**Ziel der Aufgabe 1**
Überarbeite den Abschnitt der Saisonvorschau, der mit den Worten „Grundsätzlich ist in“ beginnt und mit „Ball zu behalten.“ endet: Gib ihn wieder und setze dabei „Flugball“ an die Stelle von „Chipball“.

**Seitentext**
╭──

Saisonvorschau 2021/2022 – Dynamos neue Spielweise #2
Nachdem wir gestern den Einstieg in Dynamos neue Herangehensweise unter Schmidt gewagt haben, soll es nach der Defensive und dem Konterspiel nun um den Dresdner Ballbesitz und die entgegengesetzte Umschaltbewegung gehen. Hier sind weitere strategisch-taktische Beobachtungen.
Offensive
Normalerweise liegt der strategische Fokus der SGD nicht auf einem ruhigen Ballbesitzspiel. Kontert man aber mal nicht direkt in die Tiefe, sondern hält den Ball etwas länger als gewohnt, wurden auch schon einige Ideen ersichtlich.
Grundsätzlich ist in dieser Hinsicht erst einmal festzuhalten, dass auch in dieser Spielphase das Prinzip der engen und kompakten Struktur gilt, was Kombinationen erleichtern soll. Auch der Grundsatz Aktivität und Progressivität bleibt bestehen. Das heißt, es soll nicht im Tiki-Taka-Style 80% Ballbesitz in tiefen Zonen gesammelt, sondern nach kontrolliertem Aufbau trotzdem schnell Torgefahr erzeugt werden.
Im Spielaufbau ließen sich bisher einige Muster erkennen. Zunächst wird ersichtlich, dass der lange Ball keine verschmähte Option unter Schmidt ist. Das Gute ist: Diese werden gut vorbereitet. Eine Möglichkeit, gerade wenn der Gegner hoch presst, ist ein direkter Chipball auf einen Stürmer und der darauffolgende Kampf um den zweiten Ball. Dafür ziehen sich Dynamos Mittelfeld und Sturm noch enger zusammen als sie sowieso schon sind und versuchen so, denn Ball zu behalten.

╰──

**Ziel der Aufgabe 2**
Stelle die Zeilen der Datenauflistung, von der Zeile mit „post-header: POST [0,70,675,171]“ bis einschließlich der Zeile mit „photo-panel-a [8,522,333,1098]“, als Markdown-Tabelle mit den Spalten „Nr.“ und „Zeile“ dar und lass dabei Leerzeilen weg.

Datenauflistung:
╭──

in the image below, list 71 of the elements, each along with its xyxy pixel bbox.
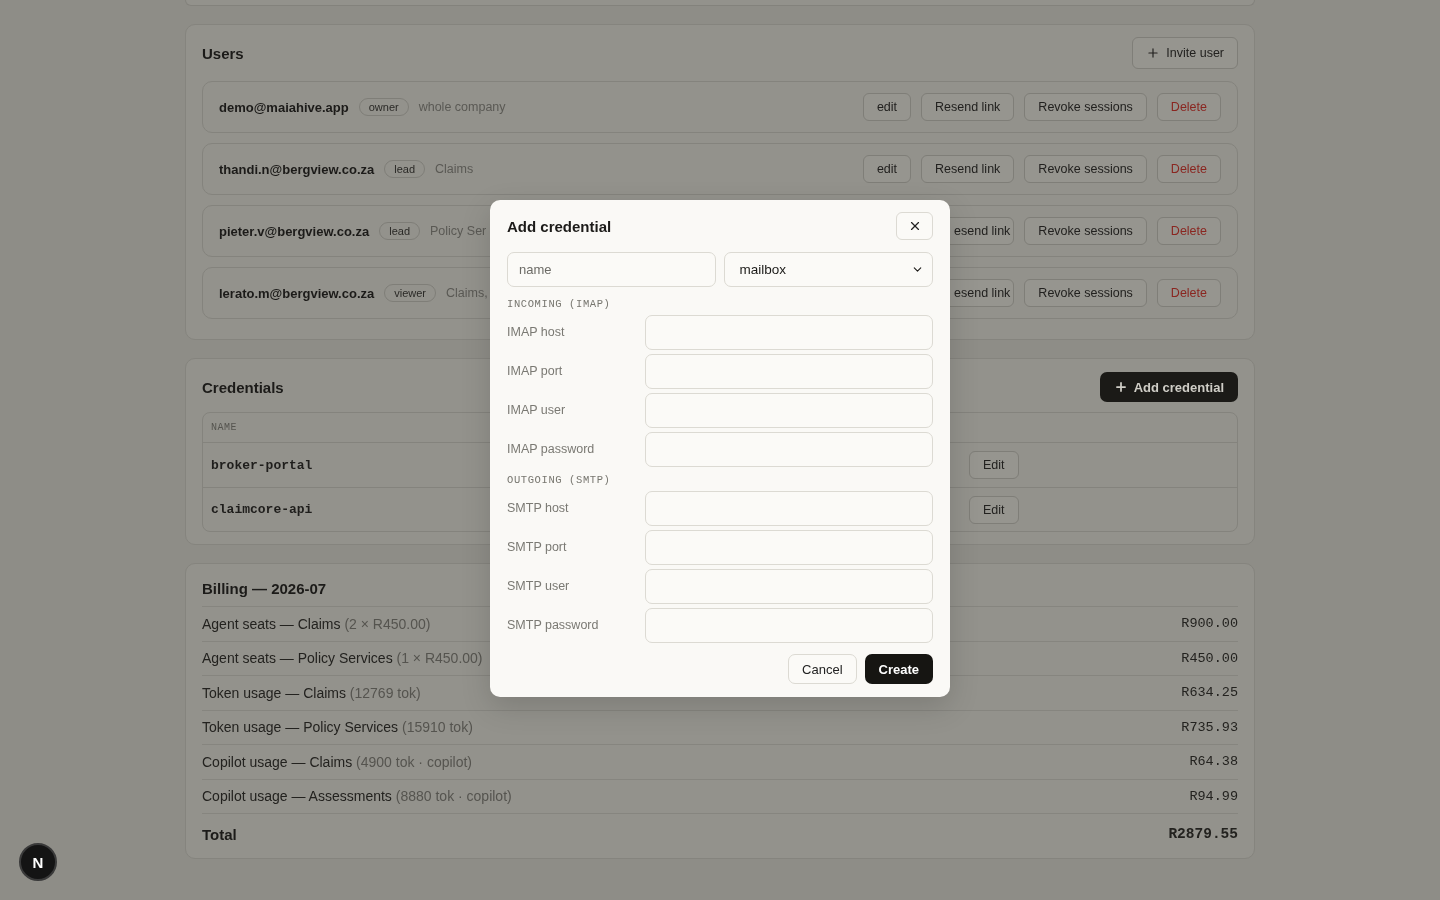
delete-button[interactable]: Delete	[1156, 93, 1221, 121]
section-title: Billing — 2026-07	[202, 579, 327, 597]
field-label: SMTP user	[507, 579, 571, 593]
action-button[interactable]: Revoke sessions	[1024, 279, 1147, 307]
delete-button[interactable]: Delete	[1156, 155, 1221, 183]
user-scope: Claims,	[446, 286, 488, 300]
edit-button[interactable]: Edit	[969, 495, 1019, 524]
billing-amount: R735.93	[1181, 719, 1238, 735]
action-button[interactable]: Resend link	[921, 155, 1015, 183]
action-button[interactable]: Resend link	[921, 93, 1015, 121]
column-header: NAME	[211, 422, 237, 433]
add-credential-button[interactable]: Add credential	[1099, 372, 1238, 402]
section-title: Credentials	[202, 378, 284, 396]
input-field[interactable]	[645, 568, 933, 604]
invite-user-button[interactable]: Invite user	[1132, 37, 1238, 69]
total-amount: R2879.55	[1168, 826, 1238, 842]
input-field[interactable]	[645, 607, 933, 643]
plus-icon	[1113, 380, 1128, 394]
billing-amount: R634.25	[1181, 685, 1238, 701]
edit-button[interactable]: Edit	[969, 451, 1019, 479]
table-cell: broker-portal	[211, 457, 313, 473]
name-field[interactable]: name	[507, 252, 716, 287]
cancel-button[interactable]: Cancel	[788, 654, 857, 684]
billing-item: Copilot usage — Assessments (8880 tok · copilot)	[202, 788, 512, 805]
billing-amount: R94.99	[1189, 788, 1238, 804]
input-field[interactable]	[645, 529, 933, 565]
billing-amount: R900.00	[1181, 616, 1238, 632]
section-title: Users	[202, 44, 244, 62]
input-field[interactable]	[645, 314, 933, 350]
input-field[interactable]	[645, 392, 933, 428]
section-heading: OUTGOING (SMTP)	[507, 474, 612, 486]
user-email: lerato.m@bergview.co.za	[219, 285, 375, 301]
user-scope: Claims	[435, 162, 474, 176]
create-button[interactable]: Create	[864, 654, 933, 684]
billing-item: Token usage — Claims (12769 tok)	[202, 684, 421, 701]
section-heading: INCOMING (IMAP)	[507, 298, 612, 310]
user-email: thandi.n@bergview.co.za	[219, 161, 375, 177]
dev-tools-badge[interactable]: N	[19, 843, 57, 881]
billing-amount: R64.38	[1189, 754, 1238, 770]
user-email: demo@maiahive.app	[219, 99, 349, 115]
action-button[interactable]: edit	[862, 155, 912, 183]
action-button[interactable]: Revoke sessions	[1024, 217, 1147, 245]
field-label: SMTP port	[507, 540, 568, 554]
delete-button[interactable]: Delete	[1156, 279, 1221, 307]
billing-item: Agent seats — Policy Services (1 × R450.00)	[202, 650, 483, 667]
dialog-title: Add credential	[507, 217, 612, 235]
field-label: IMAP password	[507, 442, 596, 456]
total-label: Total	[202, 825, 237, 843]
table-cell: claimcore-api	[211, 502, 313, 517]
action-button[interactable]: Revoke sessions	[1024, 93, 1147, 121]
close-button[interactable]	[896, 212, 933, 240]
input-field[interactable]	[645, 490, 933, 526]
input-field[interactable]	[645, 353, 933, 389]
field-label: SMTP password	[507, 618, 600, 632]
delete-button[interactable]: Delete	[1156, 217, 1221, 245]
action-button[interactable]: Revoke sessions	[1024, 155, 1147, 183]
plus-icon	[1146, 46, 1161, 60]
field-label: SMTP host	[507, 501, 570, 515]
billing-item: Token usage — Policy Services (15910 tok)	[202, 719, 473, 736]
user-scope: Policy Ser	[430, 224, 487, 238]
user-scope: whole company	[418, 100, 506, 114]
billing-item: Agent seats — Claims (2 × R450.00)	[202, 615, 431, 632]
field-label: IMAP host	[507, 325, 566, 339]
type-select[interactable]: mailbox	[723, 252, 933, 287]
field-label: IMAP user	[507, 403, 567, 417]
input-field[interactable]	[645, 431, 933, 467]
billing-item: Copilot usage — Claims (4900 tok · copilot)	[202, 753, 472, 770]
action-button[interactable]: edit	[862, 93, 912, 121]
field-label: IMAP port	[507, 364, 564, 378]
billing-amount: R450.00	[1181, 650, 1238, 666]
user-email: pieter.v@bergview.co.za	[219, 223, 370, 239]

╰──
╭──

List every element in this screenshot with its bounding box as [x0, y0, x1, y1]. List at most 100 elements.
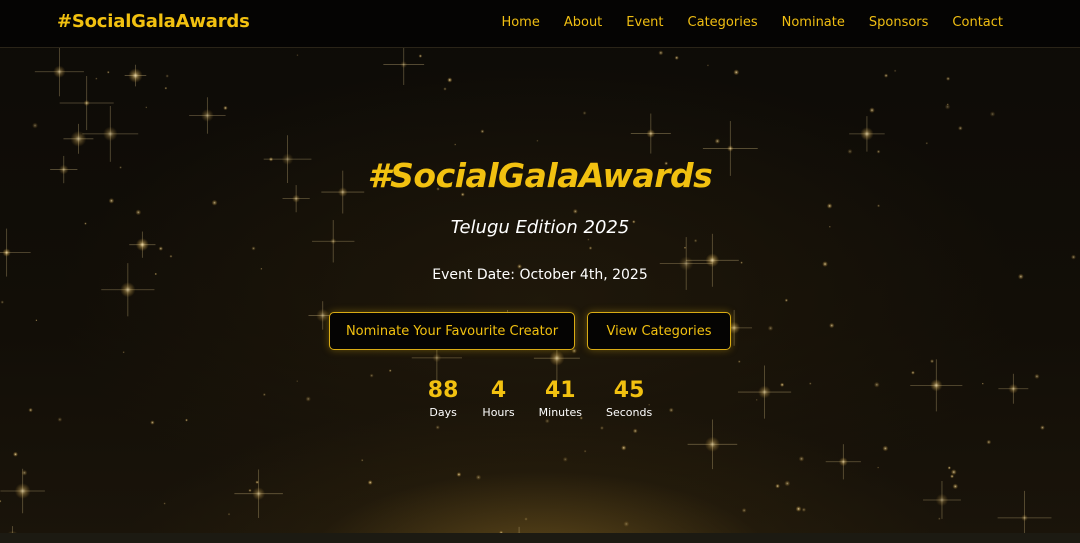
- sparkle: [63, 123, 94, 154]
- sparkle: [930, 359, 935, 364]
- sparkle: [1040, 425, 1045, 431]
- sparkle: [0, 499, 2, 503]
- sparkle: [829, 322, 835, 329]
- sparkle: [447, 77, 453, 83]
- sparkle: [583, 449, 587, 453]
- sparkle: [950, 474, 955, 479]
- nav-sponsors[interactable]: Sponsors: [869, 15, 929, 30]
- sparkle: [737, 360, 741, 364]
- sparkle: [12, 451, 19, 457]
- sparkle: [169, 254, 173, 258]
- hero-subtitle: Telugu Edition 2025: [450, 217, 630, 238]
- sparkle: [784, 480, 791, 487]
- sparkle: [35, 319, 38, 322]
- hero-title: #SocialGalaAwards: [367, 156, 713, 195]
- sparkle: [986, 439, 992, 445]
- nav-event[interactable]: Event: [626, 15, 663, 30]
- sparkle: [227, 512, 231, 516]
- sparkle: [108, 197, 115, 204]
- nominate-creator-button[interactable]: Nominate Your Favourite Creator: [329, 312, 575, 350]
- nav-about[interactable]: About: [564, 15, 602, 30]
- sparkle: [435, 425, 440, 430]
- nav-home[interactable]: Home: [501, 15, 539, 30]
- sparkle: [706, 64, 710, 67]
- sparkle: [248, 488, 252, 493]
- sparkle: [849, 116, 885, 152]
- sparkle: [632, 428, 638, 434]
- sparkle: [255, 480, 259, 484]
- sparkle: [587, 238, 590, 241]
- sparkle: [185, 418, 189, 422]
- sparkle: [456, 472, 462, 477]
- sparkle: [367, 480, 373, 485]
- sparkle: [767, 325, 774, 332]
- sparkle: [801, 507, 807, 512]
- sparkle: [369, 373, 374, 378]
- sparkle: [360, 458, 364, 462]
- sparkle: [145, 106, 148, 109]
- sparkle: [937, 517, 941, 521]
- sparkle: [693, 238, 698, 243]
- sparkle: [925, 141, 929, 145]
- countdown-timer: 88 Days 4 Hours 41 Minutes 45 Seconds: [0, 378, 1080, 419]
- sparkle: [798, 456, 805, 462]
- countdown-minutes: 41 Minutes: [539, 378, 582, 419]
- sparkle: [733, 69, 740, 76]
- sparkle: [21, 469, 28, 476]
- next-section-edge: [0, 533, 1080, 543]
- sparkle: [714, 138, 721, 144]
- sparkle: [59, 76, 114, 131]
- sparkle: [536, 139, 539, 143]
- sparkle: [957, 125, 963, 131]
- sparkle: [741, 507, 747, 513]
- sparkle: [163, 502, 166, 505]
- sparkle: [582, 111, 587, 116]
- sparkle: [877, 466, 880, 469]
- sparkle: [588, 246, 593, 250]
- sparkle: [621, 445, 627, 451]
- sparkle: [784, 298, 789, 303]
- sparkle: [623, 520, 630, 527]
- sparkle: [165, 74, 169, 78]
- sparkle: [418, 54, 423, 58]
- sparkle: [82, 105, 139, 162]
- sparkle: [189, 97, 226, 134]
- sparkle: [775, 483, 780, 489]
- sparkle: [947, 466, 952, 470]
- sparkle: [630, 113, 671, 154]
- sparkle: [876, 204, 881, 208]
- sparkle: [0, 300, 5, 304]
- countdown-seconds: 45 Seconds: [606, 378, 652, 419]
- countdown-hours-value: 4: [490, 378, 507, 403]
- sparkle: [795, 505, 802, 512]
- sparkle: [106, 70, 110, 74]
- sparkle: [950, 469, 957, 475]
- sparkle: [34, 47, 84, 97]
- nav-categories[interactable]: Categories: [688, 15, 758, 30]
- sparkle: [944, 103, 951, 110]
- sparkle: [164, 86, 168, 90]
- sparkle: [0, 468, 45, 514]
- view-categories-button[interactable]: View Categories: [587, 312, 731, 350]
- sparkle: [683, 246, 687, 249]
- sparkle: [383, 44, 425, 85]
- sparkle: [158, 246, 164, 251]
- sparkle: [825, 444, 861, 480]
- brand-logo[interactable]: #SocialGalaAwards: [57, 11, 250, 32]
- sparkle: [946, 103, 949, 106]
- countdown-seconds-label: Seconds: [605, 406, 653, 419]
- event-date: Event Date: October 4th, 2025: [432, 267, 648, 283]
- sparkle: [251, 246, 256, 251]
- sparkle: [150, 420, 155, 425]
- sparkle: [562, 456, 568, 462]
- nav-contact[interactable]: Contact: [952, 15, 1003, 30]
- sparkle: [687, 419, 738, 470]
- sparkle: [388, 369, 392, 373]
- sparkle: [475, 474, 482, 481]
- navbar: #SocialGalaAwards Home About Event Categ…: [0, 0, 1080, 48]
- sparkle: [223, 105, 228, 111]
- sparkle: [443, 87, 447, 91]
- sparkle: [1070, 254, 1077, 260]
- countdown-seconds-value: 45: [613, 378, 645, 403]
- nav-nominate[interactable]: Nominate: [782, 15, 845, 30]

╰──
╭──

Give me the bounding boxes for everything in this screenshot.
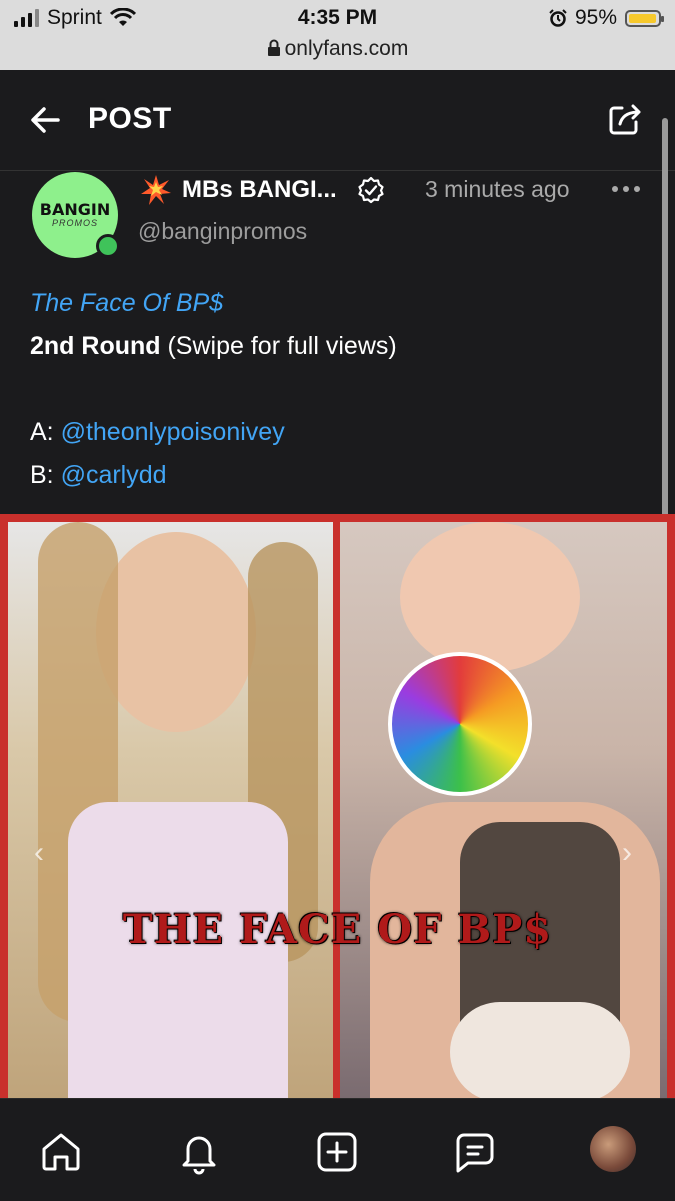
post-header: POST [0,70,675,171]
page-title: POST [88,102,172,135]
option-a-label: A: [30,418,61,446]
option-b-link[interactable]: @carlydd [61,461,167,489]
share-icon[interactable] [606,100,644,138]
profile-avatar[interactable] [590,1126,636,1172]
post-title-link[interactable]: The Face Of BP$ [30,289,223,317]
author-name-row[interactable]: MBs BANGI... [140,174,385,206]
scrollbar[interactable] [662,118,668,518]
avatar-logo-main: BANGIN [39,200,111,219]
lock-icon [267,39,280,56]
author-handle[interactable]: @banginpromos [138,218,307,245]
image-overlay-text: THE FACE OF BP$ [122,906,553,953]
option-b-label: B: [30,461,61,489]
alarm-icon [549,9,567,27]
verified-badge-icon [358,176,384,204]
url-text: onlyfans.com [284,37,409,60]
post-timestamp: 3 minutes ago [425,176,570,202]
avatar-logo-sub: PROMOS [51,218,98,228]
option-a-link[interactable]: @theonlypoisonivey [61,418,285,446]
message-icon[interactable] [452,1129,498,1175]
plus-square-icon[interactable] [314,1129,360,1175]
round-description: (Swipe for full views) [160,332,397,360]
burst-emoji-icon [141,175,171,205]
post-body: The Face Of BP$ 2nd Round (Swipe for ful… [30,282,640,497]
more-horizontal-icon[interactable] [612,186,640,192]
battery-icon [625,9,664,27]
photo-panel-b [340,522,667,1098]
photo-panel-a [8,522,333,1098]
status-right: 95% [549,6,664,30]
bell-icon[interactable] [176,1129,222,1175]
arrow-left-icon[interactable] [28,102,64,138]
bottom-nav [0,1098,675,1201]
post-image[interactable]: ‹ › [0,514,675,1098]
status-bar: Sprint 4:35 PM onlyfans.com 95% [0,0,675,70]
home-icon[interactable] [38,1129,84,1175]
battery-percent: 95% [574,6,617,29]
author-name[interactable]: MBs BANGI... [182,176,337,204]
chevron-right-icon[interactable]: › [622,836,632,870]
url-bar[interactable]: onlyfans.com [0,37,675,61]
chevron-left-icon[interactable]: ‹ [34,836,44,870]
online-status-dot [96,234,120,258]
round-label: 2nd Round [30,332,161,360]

╰──

**Antwort 1**
Grundsätzlich ist in dieser Hinsicht erst einmal festzuhalten, dass auch in dieser Spielphase das Prinzip der engen und kompakten Struktur gilt, was Kombinationen erleichtern soll. Auch der Grundsatz Aktivität und Progressivität bleibt bestehen. Das heißt, es soll nicht im Tiki-Taka-Style 80% Ballbesitz in tiefen Zonen gesammelt, sondern nach kontrolliertem Aufbau trotzdem schnell Torgefahr erzeugt werden.
Im Spielaufbau ließen sich bisher einige Muster erkennen. Zunächst wird ersichtlich, dass der lange Ball keine verschmähte Option unter Schmidt ist. Das Gute ist: Diese werden gut vorbereitet. Eine Möglichkeit, gerade wenn der Gegner hoch presst, ist ein direkter Flugball auf einen Stürmer und der darauffolgende Kampf um den zweiten Ball. Dafür ziehen sich Dynamos Mittelfeld und Sturm noch enger zusammen als sie sowieso schon sind und versuchen so, denn Ball zu behalten.

**Antwort 2**
| Nr. | Zeile |
|---|---|
| 1 | post-header: POST [0,70,675,171] |
| 2 | page-title: POST [88,102,172,135] |
| 3 | option-a-label: A: [30,418,61,446] |
| 4 | option-b-link[interactable]: @carlydd [61,461,167,489] |
| 5 | share-icon[interactable] [606,100,644,138] |
| 6 | profile-avatar[interactable] [590,1126,636,1172] |
| 7 | post-title-link[interactable]: The Face Of BP$ [30,289,223,317] |
| 8 | author-name-row[interactable]: MBs BANGI... [140,174,385,206] |
| 9 | scrollbar[interactable] [662,118,668,518] |
| 10 | avatar-logo-main: BANGIN [39,200,111,219] |
| 11 | lock-icon [267,39,280,56] |
| 12 | author-handle[interactable]: @banginpromos [138,218,307,245] |
| 13 | image-overlay-text: THE FACE OF BP$ [122,906,553,953] |
| 14 | option-b-label: B: [30,461,61,489] |
| 15 | alarm-icon [549,9,567,27] |
| 16 | verified-badge-icon [358,176,384,204] |
| 17 | url-text: onlyfans.com [284,37,409,60] |
| 18 | post-timestamp: 3 minutes ago [425,176,570,202] |
| 19 | avatar-logo-sub: PROMOS [51,218,98,228] |
| 20 | option-a-link[interactable]: @theonlypoisonivey [61,418,285,446] |
| 21 | message-icon[interactable] [452,1129,498,1175] |
| 22 | plus-square-icon[interactable] [314,1129,360,1175] |
| 23 | round-description: (Swipe for full views) [160,332,397,360] |
| 24 | burst-emoji-icon [141,175,171,205] |
| 25 | post-body: The Face Of BP$ 2nd Round (Swipe for ful… [30,282,640,497] |
| 26 | more-horizontal-icon[interactable] [612,186,640,192] |
| 27 | battery-icon [625,9,664,27] |
| 28 | photo-panel-b [340,522,667,1098] |
| 29 | photo-panel-a [8,522,333,1098] |